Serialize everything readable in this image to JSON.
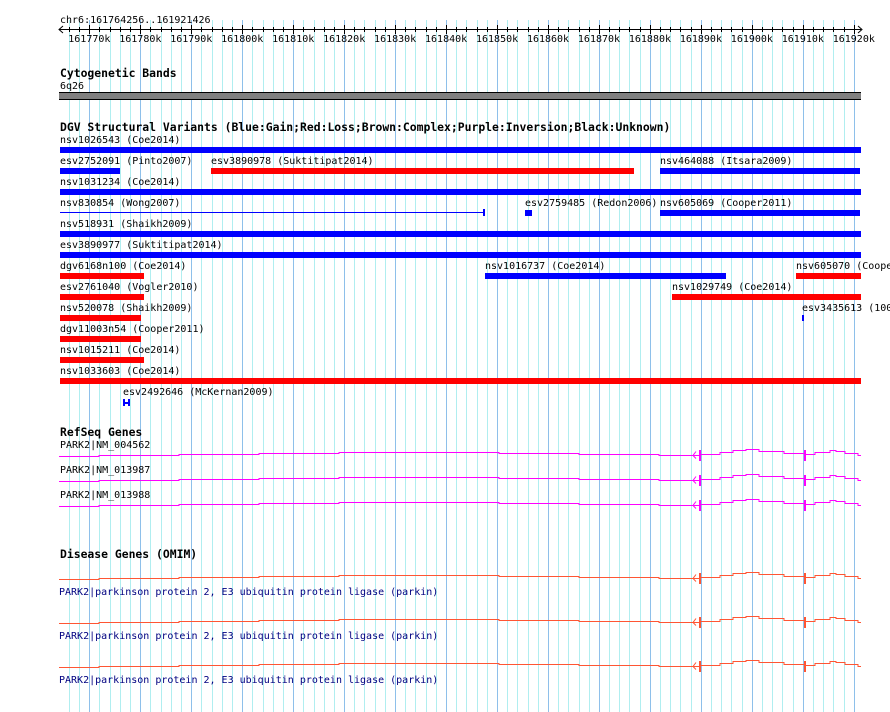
{
  "view": {
    "chrom": "chr6",
    "start": 161764256,
    "end": 161921426,
    "location_label": "chr6:161764256..161921426"
  },
  "ruler": {
    "ticks": [
      "161770k",
      "161780k",
      "161790k",
      "161800k",
      "161810k",
      "161820k",
      "161830k",
      "161840k",
      "161850k",
      "161860k",
      "161870k",
      "161880k",
      "161890k",
      "161900k",
      "161910k",
      "161920k"
    ]
  },
  "cytoband": {
    "title": "Cytogenetic Bands",
    "band": "6q26",
    "color": "#808080"
  },
  "dgv": {
    "title": "DGV Structural Variants (Blue:Gain;Red:Loss;Brown:Complex;Purple:Inversion;Black:Unknown)",
    "colors": {
      "gain": "#0000ff",
      "loss": "#ff0000"
    },
    "rows": [
      [
        {
          "label": "nsv1026543 (Coe2014)",
          "type": "gain",
          "start": 161764256,
          "end": 161921426
        }
      ],
      [
        {
          "label": "esv2752091 (Pinto2007)",
          "type": "gain",
          "start": 161764256,
          "end": 161776028
        },
        {
          "label": "esv3890978 (Suktitipat2014)",
          "type": "loss",
          "start": 161793882,
          "end": 161876875
        },
        {
          "label": "nsv464088 (Itsara2009)",
          "type": "gain",
          "start": 161881976,
          "end": 161921226
        }
      ],
      [
        {
          "label": "nsv1031234 (Coe2014)",
          "type": "gain",
          "start": 161764256,
          "end": 161921426
        }
      ],
      [
        {
          "label": "nsv830854 (Wong2007)",
          "type": "gain",
          "style": "thin",
          "start": 161764256,
          "end": 161847641
        },
        {
          "label": "esv2759485 (Redon2006)",
          "type": "gain",
          "start": 161855489,
          "end": 161856862
        },
        {
          "label": "nsv605069 (Cooper2011)",
          "type": "gain",
          "start": 161881976,
          "end": 161921226
        }
      ],
      [
        {
          "label": "nsv518931 (Shaikh2009)",
          "type": "gain",
          "start": 161764256,
          "end": 161921426
        }
      ],
      [
        {
          "label": "esv3890977 (Suktitipat2014)",
          "type": "gain",
          "start": 161764256,
          "end": 161921426
        }
      ],
      [
        {
          "label": "dgv6168n100 (Coe2014)",
          "type": "loss",
          "start": 161764256,
          "end": 161780737
        },
        {
          "label": "nsv1016737 (Coe2014)",
          "type": "gain",
          "start": 161847641,
          "end": 161894925
        },
        {
          "label": "nsv605070 (Coope",
          "type": "loss",
          "start": 161908660,
          "end": 161921426
        }
      ],
      [
        {
          "label": "esv2761040 (Vogler2010)",
          "type": "loss",
          "start": 161764256,
          "end": 161780737
        },
        {
          "label": "nsv1029749 (Coe2014)",
          "type": "loss",
          "start": 161884330,
          "end": 161921426
        }
      ],
      [
        {
          "label": "nsv520078 (Shaikh2009)",
          "type": "loss",
          "start": 161764256,
          "end": 161780148
        },
        {
          "label": "esv3435613 (100",
          "type": "gain",
          "start": 161909837,
          "end": 161910230
        }
      ],
      [
        {
          "label": "dgv11003n54 (Cooper2011)",
          "type": "loss",
          "start": 161764256,
          "end": 161780148
        }
      ],
      [
        {
          "label": "nsv1015211 (Coe2014)",
          "type": "loss",
          "start": 161764256,
          "end": 161780737
        }
      ],
      [
        {
          "label": "nsv1033603 (Coe2014)",
          "type": "loss",
          "start": 161764256,
          "end": 161921426
        }
      ],
      [
        {
          "label": "esv2492646 (McKernan2009)",
          "type": "gain",
          "style": "H",
          "start": 161776617,
          "end": 161777990
        }
      ]
    ]
  },
  "refseq": {
    "title": "RefSeq Genes",
    "color": "#ff00ff",
    "genes": [
      {
        "label": "PARK2|NM_004562"
      },
      {
        "label": "PARK2|NM_013987"
      },
      {
        "label": "PARK2|NM_013988"
      }
    ]
  },
  "omim": {
    "title": "Disease Genes (OMIM)",
    "color": "#ff5533",
    "genes": [
      {
        "label": "PARK2|parkinson protein 2, E3 ubiquitin protein ligase (parkin)"
      },
      {
        "label": "PARK2|parkinson protein 2, E3 ubiquitin protein ligase (parkin)"
      },
      {
        "label": "PARK2|parkinson protein 2, E3 ubiquitin protein ligase (parkin)"
      }
    ]
  }
}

■ Task brief: For the records above, give every line again exactly and skip the pictures.

■ Result for this exercise:
Serialize everything readable in this image to JSON.
{
  "view": {
    "chrom": "chr6",
    "start": 161764256,
    "end": 161921426,
    "location_label": "chr6:161764256..161921426"
  },
  "ruler": {
    "ticks": [
      "161770k",
      "161780k",
      "161790k",
      "161800k",
      "161810k",
      "161820k",
      "161830k",
      "161840k",
      "161850k",
      "161860k",
      "161870k",
      "161880k",
      "161890k",
      "161900k",
      "161910k",
      "161920k"
    ]
  },
  "cytoband": {
    "title": "Cytogenetic Bands",
    "band": "6q26",
    "color": "#808080"
  },
  "dgv": {
    "title": "DGV Structural Variants (Blue:Gain;Red:Loss;Brown:Complex;Purple:Inversion;Black:Unknown)",
    "colors": {
      "gain": "#0000ff",
      "loss": "#ff0000"
    },
    "rows": [
      [
        {
          "label": "nsv1026543 (Coe2014)",
          "type": "gain",
          "start": 161764256,
          "end": 161921426
        }
      ],
      [
        {
          "label": "esv2752091 (Pinto2007)",
          "type": "gain",
          "start": 161764256,
          "end": 161776028
        },
        {
          "label": "esv3890978 (Suktitipat2014)",
          "type": "loss",
          "start": 161793882,
          "end": 161876875
        },
        {
          "label": "nsv464088 (Itsara2009)",
          "type": "gain",
          "start": 161881976,
          "end": 161921226
        }
      ],
      [
        {
          "label": "nsv1031234 (Coe2014)",
          "type": "gain",
          "start": 161764256,
          "end": 161921426
        }
      ],
      [
        {
          "label": "nsv830854 (Wong2007)",
          "type": "gain",
          "style": "thin",
          "start": 161764256,
          "end": 161847641
        },
        {
          "label": "esv2759485 (Redon2006)",
          "type": "gain",
          "start": 161855489,
          "end": 161856862
        },
        {
          "label": "nsv605069 (Cooper2011)",
          "type": "gain",
          "start": 161881976,
          "end": 161921226
        }
      ],
      [
        {
          "label": "nsv518931 (Shaikh2009)",
          "type": "gain",
          "start": 161764256,
          "end": 161921426
        }
      ],
      [
        {
          "label": "esv3890977 (Suktitipat2014)",
          "type": "gain",
          "start": 161764256,
          "end": 161921426
        }
      ],
      [
        {
          "label": "dgv6168n100 (Coe2014)",
          "type": "loss",
          "start": 161764256,
          "end": 161780737
        },
        {
          "label": "nsv1016737 (Coe2014)",
          "type": "gain",
          "start": 161847641,
          "end": 161894925
        },
        {
          "label": "nsv605070 (Coope",
          "type": "loss",
          "start": 161908660,
          "end": 161921426
        }
      ],
      [
        {
          "label": "esv2761040 (Vogler2010)",
          "type": "loss",
          "start": 161764256,
          "end": 161780737
        },
        {
          "label": "nsv1029749 (Coe2014)",
          "type": "loss",
          "start": 161884330,
          "end": 161921426
        }
      ],
      [
        {
          "label": "nsv520078 (Shaikh2009)",
          "type": "loss",
          "start": 161764256,
          "end": 161780148
        },
        {
          "label": "esv3435613 (100",
          "type": "gain",
          "start": 161909837,
          "end": 161910230
        }
      ],
      [
        {
          "label": "dgv11003n54 (Cooper2011)",
          "type": "loss",
          "start": 161764256,
          "end": 161780148
        }
      ],
      [
        {
          "label": "nsv1015211 (Coe2014)",
          "type": "loss",
          "start": 161764256,
          "end": 161780737
        }
      ],
      [
        {
          "label": "nsv1033603 (Coe2014)",
          "type": "loss",
          "start": 161764256,
          "end": 161921426
        }
      ],
      [
        {
          "label": "esv2492646 (McKernan2009)",
          "type": "gain",
          "style": "H",
          "start": 161776617,
          "end": 161777990
        }
      ]
    ]
  },
  "refseq": {
    "title": "RefSeq Genes",
    "color": "#ff00ff",
    "genes": [
      {
        "label": "PARK2|NM_004562"
      },
      {
        "label": "PARK2|NM_013987"
      },
      {
        "label": "PARK2|NM_013988"
      }
    ]
  },
  "omim": {
    "title": "Disease Genes (OMIM)",
    "color": "#ff5533",
    "genes": [
      {
        "label": "PARK2|parkinson protein 2, E3 ubiquitin protein ligase (parkin)"
      },
      {
        "label": "PARK2|parkinson protein 2, E3 ubiquitin protein ligase (parkin)"
      },
      {
        "label": "PARK2|parkinson protein 2, E3 ubiquitin protein ligase (parkin)"
      }
    ]
  }
}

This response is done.